### DESCRIPTION OF THE TASK
Quote the records that follow in full and exactly; leave out the pictures.

Lines of data:
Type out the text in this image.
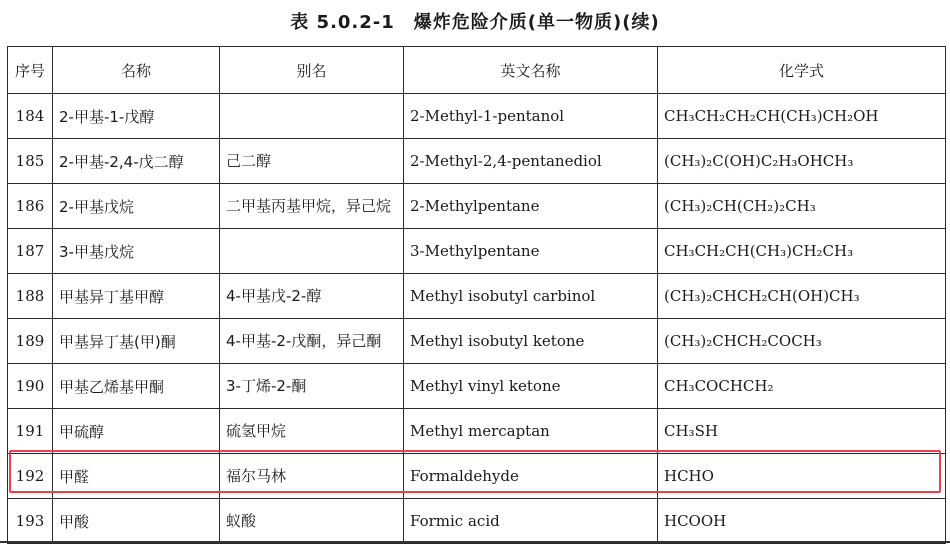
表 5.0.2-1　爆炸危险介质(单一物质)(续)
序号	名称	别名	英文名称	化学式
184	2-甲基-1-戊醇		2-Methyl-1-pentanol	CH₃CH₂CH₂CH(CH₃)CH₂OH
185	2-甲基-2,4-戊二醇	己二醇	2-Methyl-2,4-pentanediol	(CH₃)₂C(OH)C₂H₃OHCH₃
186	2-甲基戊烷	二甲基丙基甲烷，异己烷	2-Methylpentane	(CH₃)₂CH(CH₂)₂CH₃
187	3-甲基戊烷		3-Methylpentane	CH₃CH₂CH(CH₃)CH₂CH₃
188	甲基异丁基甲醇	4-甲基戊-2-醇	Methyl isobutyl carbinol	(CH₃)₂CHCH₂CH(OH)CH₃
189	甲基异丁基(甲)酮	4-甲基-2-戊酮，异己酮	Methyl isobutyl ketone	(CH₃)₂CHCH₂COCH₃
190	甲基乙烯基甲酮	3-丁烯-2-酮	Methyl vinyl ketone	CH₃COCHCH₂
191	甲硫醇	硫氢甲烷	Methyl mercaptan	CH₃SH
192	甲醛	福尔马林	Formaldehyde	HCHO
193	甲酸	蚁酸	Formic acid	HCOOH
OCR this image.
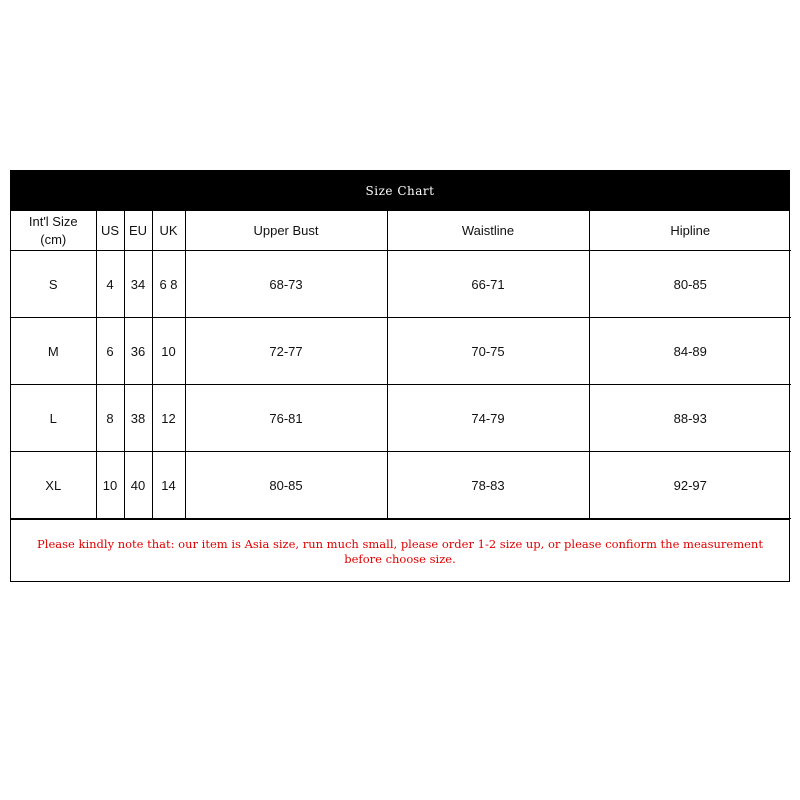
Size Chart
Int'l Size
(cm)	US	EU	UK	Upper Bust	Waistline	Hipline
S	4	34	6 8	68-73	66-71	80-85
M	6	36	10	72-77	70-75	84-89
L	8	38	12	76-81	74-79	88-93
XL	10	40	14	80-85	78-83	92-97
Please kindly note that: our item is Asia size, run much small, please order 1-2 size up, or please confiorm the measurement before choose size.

### REPLY
Type out the text in this image.
表 5.0.2-1　爆炸危险介质(单一物质)(续)
序号	名称	别名	英文名称	化学式
184	2-甲基-1-戊醇		2-Methyl-1-pentanol	CH₃CH₂CH₂CH(CH₃)CH₂OH
185	2-甲基-2,4-戊二醇	己二醇	2-Methyl-2,4-pentanediol	(CH₃)₂C(OH)C₂H₃OHCH₃
186	2-甲基戊烷	二甲基丙基甲烷，异己烷	2-Methylpentane	(CH₃)₂CH(CH₂)₂CH₃
187	3-甲基戊烷		3-Methylpentane	CH₃CH₂CH(CH₃)CH₂CH₃
188	甲基异丁基甲醇	4-甲基戊-2-醇	Methyl isobutyl carbinol	(CH₃)₂CHCH₂CH(OH)CH₃
189	甲基异丁基(甲)酮	4-甲基-2-戊酮，异己酮	Methyl isobutyl ketone	(CH₃)₂CHCH₂COCH₃
190	甲基乙烯基甲酮	3-丁烯-2-酮	Methyl vinyl ketone	CH₃COCHCH₂
191	甲硫醇	硫氢甲烷	Methyl mercaptan	CH₃SH
192	甲醛	福尔马林	Formaldehyde	HCHO
193	甲酸	蚁酸	Formic acid	HCOOH
OCR this image.
Size Chart
Int'l Size
(cm)	US	EU	UK	Upper Bust	Waistline	Hipline
S	4	34	6 8	68-73	66-71	80-85
M	6	36	10	72-77	70-75	84-89
L	8	38	12	76-81	74-79	88-93
XL	10	40	14	80-85	78-83	92-97
Please kindly note that: our item is Asia size, run much small, please order 1-2 size up, or please confiorm the measurement before choose size.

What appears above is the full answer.